### MATERIAL
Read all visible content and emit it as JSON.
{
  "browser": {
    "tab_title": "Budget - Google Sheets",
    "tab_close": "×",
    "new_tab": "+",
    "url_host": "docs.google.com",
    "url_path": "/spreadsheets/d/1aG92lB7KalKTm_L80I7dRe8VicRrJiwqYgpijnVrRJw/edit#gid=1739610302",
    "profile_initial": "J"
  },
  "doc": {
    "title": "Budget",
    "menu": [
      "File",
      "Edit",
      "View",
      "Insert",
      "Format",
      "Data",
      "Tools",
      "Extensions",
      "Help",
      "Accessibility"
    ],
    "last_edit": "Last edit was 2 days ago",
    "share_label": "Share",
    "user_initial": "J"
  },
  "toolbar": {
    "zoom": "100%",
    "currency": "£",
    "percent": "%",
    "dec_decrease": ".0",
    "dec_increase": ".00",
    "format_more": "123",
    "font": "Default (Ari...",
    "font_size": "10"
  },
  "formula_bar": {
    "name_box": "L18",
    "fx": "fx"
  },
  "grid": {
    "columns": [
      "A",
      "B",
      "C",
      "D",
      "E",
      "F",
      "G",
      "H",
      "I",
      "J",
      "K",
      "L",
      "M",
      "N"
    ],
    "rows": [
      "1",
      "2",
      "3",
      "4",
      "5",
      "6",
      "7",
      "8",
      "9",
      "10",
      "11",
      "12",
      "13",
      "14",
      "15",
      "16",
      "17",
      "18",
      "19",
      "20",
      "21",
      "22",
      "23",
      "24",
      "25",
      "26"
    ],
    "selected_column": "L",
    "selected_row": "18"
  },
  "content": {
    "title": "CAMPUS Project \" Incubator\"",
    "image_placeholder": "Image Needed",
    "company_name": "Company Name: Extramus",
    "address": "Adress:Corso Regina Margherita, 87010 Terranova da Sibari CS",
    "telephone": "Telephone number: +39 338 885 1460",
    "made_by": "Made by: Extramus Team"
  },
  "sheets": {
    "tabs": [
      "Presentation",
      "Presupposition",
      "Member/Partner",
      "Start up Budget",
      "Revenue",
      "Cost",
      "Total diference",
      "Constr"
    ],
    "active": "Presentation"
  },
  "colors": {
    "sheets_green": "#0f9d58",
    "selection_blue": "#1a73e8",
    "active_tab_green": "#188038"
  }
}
######
■ **WRITTEN TASK**:
In the listing above, locate each line with "Budget" and copy it.

■ **THE ANSWER**:
    "tab_title": "Budget - Google Sheets",
    "title": "Budget",
      "Start up Budget",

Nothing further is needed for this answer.